## Stated exercise
Copy every entry exactly.

________

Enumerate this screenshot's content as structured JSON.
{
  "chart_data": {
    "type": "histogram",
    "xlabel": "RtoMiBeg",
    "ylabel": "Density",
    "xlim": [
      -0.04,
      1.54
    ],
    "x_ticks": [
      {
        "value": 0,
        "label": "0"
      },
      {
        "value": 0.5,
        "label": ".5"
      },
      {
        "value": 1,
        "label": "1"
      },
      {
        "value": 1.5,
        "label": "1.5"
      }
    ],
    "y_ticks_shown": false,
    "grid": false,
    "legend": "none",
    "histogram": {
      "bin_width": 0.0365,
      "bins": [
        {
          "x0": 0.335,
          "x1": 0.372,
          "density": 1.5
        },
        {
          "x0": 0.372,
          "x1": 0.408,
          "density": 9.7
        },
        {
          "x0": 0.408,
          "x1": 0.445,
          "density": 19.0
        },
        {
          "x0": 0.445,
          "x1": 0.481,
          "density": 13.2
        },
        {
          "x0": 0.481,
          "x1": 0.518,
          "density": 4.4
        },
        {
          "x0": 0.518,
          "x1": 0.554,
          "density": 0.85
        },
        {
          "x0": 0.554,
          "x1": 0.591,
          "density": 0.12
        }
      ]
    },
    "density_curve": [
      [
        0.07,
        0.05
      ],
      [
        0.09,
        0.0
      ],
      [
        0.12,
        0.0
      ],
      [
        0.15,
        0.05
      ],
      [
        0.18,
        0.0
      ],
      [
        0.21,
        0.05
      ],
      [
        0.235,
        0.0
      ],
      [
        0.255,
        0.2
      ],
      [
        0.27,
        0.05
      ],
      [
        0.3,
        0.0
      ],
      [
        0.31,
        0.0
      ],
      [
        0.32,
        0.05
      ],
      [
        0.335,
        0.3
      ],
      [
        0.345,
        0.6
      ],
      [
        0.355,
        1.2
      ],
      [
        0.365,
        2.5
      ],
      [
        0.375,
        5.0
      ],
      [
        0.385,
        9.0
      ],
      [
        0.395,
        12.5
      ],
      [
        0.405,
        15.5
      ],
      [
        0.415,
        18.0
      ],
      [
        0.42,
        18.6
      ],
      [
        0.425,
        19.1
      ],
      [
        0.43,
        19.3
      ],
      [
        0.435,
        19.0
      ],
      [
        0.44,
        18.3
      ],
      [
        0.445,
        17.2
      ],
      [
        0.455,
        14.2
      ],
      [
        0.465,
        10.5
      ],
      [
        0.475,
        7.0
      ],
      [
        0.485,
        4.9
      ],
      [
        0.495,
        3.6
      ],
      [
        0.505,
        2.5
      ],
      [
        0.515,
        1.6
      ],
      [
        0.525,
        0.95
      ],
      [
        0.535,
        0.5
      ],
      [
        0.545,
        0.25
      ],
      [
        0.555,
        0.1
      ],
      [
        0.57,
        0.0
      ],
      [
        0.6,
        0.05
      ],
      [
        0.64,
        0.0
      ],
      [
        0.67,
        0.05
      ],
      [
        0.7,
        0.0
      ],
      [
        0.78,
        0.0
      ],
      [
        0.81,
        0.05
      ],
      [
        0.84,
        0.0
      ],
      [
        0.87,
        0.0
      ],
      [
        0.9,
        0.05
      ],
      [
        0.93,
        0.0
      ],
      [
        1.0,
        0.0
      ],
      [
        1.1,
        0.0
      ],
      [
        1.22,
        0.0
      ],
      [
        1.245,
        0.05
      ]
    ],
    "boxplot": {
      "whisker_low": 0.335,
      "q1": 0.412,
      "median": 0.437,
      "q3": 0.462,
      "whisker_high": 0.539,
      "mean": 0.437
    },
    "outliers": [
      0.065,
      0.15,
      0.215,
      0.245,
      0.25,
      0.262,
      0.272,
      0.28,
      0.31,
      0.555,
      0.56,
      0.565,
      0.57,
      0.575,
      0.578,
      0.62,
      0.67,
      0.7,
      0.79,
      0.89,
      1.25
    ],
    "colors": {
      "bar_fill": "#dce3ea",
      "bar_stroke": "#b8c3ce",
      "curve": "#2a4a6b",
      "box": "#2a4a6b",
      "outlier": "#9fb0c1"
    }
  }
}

________

## Expected answer
Enumerate this screenshot's content as structured JSON.
{
  "chart_data": {
    "type": "histogram",
    "xlabel": "RtoMiBeg",
    "ylabel": "Density",
    "xlim": [
      -0.04,
      1.54
    ],
    "x_ticks": [
      {
        "value": 0,
        "label": "0"
      },
      {
        "value": 0.5,
        "label": ".5"
      },
      {
        "value": 1,
        "label": "1"
      },
      {
        "value": 1.5,
        "label": "1.5"
      }
    ],
    "y_ticks_shown": false,
    "grid": false,
    "legend": "none",
    "histogram": {
      "bin_width": 0.0365,
      "bins": [
        {
          "x0": 0.335,
          "x1": 0.372,
          "density": 1.5
        },
        {
          "x0": 0.372,
          "x1": 0.408,
          "density": 9.7
        },
        {
          "x0": 0.408,
          "x1": 0.445,
          "density": 19.0
        },
        {
          "x0": 0.445,
          "x1": 0.481,
          "density": 13.2
        },
        {
          "x0": 0.481,
          "x1": 0.518,
          "density": 4.4
        },
        {
          "x0": 0.518,
          "x1": 0.554,
          "density": 0.85
        },
        {
          "x0": 0.554,
          "x1": 0.591,
          "density": 0.12
        }
      ]
    },
    "density_curve": [
      [
        0.07,
        0.05
      ],
      [
        0.09,
        0.0
      ],
      [
        0.12,
        0.0
      ],
      [
        0.15,
        0.05
      ],
      [
        0.18,
        0.0
      ],
      [
        0.21,
        0.05
      ],
      [
        0.235,
        0.0
      ],
      [
        0.255,
        0.2
      ],
      [
        0.27,
        0.05
      ],
      [
        0.3,
        0.0
      ],
      [
        0.31,
        0.0
      ],
      [
        0.32,
        0.05
      ],
      [
        0.335,
        0.3
      ],
      [
        0.345,
        0.6
      ],
      [
        0.355,
        1.2
      ],
      [
        0.365,
        2.5
      ],
      [
        0.375,
        5.0
      ],
      [
        0.385,
        9.0
      ],
      [
        0.395,
        12.5
      ],
      [
        0.405,
        15.5
      ],
      [
        0.415,
        18.0
      ],
      [
        0.42,
        18.6
      ],
      [
        0.425,
        19.1
      ],
      [
        0.43,
        19.3
      ],
      [
        0.435,
        19.0
      ],
      [
        0.44,
        18.3
      ],
      [
        0.445,
        17.2
      ],
      [
        0.455,
        14.2
      ],
      [
        0.465,
        10.5
      ],
      [
        0.475,
        7.0
      ],
      [
        0.485,
        4.9
      ],
      [
        0.495,
        3.6
      ],
      [
        0.505,
        2.5
      ],
      [
        0.515,
        1.6
      ],
      [
        0.525,
        0.95
      ],
      [
        0.535,
        0.5
      ],
      [
        0.545,
        0.25
      ],
      [
        0.555,
        0.1
      ],
      [
        0.57,
        0.0
      ],
      [
        0.6,
        0.05
      ],
      [
        0.64,
        0.0
      ],
      [
        0.67,
        0.05
      ],
      [
        0.7,
        0.0
      ],
      [
        0.78,
        0.0
      ],
      [
        0.81,
        0.05
      ],
      [
        0.84,
        0.0
      ],
      [
        0.87,
        0.0
      ],
      [
        0.9,
        0.05
      ],
      [
        0.93,
        0.0
      ],
      [
        1.0,
        0.0
      ],
      [
        1.1,
        0.0
      ],
      [
        1.22,
        0.0
      ],
      [
        1.245,
        0.05
      ]
    ],
    "boxplot": {
      "whisker_low": 0.335,
      "q1": 0.412,
      "median": 0.437,
      "q3": 0.462,
      "whisker_high": 0.539,
      "mean": 0.437
    },
    "outliers": [
      0.065,
      0.15,
      0.215,
      0.245,
      0.25,
      0.262,
      0.272,
      0.28,
      0.31,
      0.555,
      0.56,
      0.565,
      0.57,
      0.575,
      0.578,
      0.62,
      0.67,
      0.7,
      0.79,
      0.89,
      1.25
    ],
    "colors": {
      "bar_fill": "#dce3ea",
      "bar_stroke": "#b8c3ce",
      "curve": "#2a4a6b",
      "box": "#2a4a6b",
      "outlier": "#9fb0c1"
    }
  }
}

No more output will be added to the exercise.